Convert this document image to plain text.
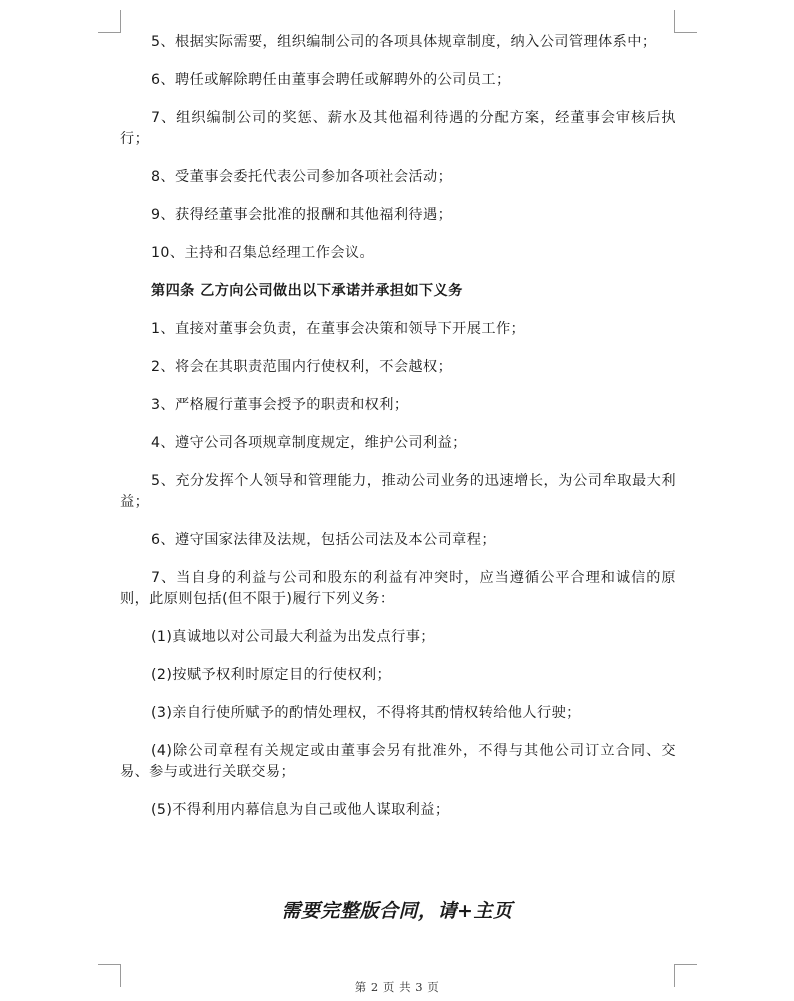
5、根据实际需要，组织编制公司的各项具体规章制度，纳入公司管理体系中；

6、聘任或解除聘任由董事会聘任或解聘外的公司员工；

7、组织编制公司的奖惩、薪水及其他福利待遇的分配方案，经董事会审核后执行；

8、受董事会委托代表公司参加各项社会活动；

9、获得经董事会批准的报酬和其他福利待遇；

10、主持和召集总经理工作会议。

第四条 乙方向公司做出以下承诺并承担如下义务

1、直接对董事会负责，在董事会决策和领导下开展工作；

2、将会在其职责范围内行使权利，不会越权；

3、严格履行董事会授予的职责和权利；

4、遵守公司各项规章制度规定，维护公司利益；

5、充分发挥个人领导和管理能力，推动公司业务的迅速增长，为公司牟取最大利益；

6、遵守国家法律及法规，包括公司法及本公司章程；

7、当自身的利益与公司和股东的利益有冲突时，应当遵循公平合理和诚信的原则，此原则包括(但不限于)履行下列义务：

(1)真诚地以对公司最大利益为出发点行事；

(2)按赋予权利时原定目的行使权利；

(3)亲自行使所赋予的酌情处理权，不得将其酌情权转给他人行驶；

(4)除公司章程有关规定或由董事会另有批准外，不得与其他公司订立合同、交易、参与或进行关联交易；

(5)不得利用内幕信息为自己或他人谋取利益；

需要完整版合同，请+主页
第 2 页 共 3 页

......

TASK TO COMPLETE
Transcribe all entries above exactly. Drop the pictures.

TASK ANSWER
Convert this document image to plain text.
5、根据实际需要，组织编制公司的各项具体规章制度，纳入公司管理体系中；

6、聘任或解除聘任由董事会聘任或解聘外的公司员工；

7、组织编制公司的奖惩、薪水及其他福利待遇的分配方案，经董事会审核后执行；

8、受董事会委托代表公司参加各项社会活动；

9、获得经董事会批准的报酬和其他福利待遇；

10、主持和召集总经理工作会议。

第四条 乙方向公司做出以下承诺并承担如下义务

1、直接对董事会负责，在董事会决策和领导下开展工作；

2、将会在其职责范围内行使权利，不会越权；

3、严格履行董事会授予的职责和权利；

4、遵守公司各项规章制度规定，维护公司利益；

5、充分发挥个人领导和管理能力，推动公司业务的迅速增长，为公司牟取最大利益；

6、遵守国家法律及法规，包括公司法及本公司章程；

7、当自身的利益与公司和股东的利益有冲突时，应当遵循公平合理和诚信的原则，此原则包括(但不限于)履行下列义务：

(1)真诚地以对公司最大利益为出发点行事；

(2)按赋予权利时原定目的行使权利；

(3)亲自行使所赋予的酌情处理权，不得将其酌情权转给他人行驶；

(4)除公司章程有关规定或由董事会另有批准外，不得与其他公司订立合同、交易、参与或进行关联交易；

(5)不得利用内幕信息为自己或他人谋取利益；

需要完整版合同，请+主页
第 2 页 共 3 页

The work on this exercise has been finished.